**Short exercise:**
Among the lines below, list those containing the string "comparison".
══ Record set ══
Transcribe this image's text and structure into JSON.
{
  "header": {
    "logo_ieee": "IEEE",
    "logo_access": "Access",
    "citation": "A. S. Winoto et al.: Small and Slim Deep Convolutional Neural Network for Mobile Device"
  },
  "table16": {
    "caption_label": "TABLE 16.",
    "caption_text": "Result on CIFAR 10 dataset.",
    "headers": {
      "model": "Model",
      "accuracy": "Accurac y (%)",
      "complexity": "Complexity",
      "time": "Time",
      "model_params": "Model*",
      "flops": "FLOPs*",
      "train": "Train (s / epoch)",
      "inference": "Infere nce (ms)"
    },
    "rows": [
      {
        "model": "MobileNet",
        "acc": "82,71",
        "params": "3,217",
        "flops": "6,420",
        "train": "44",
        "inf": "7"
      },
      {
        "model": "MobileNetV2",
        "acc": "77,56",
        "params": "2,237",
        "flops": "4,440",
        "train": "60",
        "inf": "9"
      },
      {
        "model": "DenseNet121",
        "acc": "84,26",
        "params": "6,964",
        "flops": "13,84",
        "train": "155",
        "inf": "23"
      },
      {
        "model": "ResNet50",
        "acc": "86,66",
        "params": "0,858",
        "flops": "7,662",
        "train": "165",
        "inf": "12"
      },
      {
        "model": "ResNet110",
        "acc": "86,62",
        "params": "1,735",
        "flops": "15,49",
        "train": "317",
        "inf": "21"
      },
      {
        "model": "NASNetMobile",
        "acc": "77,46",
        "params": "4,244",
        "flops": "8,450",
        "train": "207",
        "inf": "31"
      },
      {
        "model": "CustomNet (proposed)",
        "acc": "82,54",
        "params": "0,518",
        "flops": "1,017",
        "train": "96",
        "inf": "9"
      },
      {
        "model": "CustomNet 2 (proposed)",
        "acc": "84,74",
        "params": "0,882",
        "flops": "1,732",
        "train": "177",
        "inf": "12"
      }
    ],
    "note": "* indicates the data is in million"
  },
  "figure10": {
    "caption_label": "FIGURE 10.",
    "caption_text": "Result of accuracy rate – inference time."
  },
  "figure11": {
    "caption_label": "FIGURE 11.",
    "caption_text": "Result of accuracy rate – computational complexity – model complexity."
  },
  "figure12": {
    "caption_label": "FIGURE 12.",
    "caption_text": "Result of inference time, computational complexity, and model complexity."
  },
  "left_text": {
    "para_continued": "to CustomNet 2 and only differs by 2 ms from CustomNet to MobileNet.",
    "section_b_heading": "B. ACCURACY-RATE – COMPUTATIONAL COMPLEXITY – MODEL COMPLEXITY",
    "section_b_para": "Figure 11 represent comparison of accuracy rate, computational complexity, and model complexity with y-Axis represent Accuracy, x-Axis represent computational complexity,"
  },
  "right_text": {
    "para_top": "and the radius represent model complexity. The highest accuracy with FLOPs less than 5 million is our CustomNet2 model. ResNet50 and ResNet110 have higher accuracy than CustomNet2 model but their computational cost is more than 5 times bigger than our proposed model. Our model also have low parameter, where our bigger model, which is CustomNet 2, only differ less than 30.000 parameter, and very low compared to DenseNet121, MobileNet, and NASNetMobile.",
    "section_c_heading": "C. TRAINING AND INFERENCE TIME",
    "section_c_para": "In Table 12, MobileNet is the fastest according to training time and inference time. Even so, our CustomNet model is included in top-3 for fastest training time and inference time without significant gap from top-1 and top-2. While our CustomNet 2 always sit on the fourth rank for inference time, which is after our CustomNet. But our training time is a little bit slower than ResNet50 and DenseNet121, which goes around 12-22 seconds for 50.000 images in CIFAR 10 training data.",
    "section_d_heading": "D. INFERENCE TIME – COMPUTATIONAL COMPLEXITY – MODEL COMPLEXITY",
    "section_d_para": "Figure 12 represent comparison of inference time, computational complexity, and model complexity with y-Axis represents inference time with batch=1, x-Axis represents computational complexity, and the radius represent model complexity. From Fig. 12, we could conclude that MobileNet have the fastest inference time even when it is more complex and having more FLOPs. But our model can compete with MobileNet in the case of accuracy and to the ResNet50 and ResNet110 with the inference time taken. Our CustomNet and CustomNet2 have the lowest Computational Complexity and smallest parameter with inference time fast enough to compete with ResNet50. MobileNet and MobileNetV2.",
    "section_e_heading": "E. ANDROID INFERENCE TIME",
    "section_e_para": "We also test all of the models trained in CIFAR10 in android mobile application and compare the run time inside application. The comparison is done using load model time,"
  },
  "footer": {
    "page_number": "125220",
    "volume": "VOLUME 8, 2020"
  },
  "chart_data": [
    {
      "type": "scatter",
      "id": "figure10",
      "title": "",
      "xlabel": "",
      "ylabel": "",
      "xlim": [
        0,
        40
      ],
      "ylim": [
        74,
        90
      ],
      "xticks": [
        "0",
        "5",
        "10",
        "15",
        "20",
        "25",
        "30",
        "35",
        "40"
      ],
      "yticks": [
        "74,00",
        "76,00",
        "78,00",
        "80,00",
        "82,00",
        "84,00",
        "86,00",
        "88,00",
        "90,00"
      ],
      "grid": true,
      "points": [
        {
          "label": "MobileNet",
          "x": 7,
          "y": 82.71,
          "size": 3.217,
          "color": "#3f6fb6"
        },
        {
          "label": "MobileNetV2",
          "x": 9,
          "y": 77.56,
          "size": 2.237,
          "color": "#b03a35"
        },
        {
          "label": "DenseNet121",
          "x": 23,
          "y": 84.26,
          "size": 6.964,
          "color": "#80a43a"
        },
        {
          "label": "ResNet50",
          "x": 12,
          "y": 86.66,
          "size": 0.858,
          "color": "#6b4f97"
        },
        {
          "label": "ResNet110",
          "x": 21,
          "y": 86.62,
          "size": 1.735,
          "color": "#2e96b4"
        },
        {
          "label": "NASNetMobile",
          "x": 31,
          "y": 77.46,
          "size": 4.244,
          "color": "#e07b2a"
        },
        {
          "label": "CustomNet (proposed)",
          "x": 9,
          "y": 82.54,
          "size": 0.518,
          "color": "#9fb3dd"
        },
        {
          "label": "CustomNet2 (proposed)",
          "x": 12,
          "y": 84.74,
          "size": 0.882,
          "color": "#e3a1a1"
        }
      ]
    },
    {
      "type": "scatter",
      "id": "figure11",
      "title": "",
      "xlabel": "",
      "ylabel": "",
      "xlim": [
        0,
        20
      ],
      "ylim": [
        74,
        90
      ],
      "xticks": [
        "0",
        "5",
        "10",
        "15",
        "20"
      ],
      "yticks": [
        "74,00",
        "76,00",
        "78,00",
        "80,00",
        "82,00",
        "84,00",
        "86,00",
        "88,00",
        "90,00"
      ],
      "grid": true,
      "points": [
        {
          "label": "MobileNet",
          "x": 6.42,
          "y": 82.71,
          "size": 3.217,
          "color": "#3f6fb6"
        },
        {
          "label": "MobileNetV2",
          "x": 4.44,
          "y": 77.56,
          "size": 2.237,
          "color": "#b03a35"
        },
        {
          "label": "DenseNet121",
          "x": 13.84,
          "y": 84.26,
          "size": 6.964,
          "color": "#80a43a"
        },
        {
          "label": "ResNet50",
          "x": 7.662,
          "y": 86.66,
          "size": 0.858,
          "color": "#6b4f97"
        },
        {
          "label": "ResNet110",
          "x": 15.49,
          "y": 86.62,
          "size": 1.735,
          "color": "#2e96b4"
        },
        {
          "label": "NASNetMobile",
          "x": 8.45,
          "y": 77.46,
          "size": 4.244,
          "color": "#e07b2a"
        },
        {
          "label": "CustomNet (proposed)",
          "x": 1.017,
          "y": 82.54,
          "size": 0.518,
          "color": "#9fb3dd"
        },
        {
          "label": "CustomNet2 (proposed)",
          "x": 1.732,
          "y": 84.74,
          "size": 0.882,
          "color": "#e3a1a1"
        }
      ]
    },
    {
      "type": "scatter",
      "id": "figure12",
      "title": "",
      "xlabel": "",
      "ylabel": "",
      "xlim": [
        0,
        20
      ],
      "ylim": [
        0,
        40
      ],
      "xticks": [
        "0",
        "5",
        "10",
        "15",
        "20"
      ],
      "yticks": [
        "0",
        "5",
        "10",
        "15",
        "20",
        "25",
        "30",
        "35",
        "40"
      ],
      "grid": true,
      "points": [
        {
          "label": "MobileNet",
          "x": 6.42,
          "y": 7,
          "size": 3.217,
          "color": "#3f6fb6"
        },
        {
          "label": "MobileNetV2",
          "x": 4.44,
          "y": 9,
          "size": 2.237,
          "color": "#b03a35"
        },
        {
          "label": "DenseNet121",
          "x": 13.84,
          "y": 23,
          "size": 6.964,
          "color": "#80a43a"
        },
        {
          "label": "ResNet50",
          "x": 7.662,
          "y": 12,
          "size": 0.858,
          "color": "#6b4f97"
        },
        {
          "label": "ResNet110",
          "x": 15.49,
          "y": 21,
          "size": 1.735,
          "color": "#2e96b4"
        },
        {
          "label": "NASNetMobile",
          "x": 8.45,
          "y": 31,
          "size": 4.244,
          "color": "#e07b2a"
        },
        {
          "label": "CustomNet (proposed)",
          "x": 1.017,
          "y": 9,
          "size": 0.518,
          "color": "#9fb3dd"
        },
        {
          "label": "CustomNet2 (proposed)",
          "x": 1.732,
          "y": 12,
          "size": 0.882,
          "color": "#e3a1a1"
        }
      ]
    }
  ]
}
═══
**Result:**
    "section_b_para": "Figure 11 represent comparison of accuracy rate, computational complexity, and model complexity with y-Axis represent Accuracy, x-Axis represent computational complexity,"
    "section_d_para": "Figure 12 represent comparison of inference time, computational complexity, and model complexity with y-Axis represents inference time with batch=1, x-Axis represents computational complexity, and the radius represent model complexity. From Fig. 12, we could conclude that MobileNet have the fastest inference time even when it is more complex and having more FLOPs. But our model can compete with MobileNet in the case of accuracy and to the ResNet50 and ResNet110 with the inference time taken. Our CustomNet and CustomNet2 have the lowest Computational Complexity and smallest parameter with inference time fast enough to compete with ResNet50. MobileNet and MobileNetV2.",
    "section_e_para": "We also test all of the models trained in CIFAR10 in android mobile application and compare the run time inside application. The comparison is done using load model time,"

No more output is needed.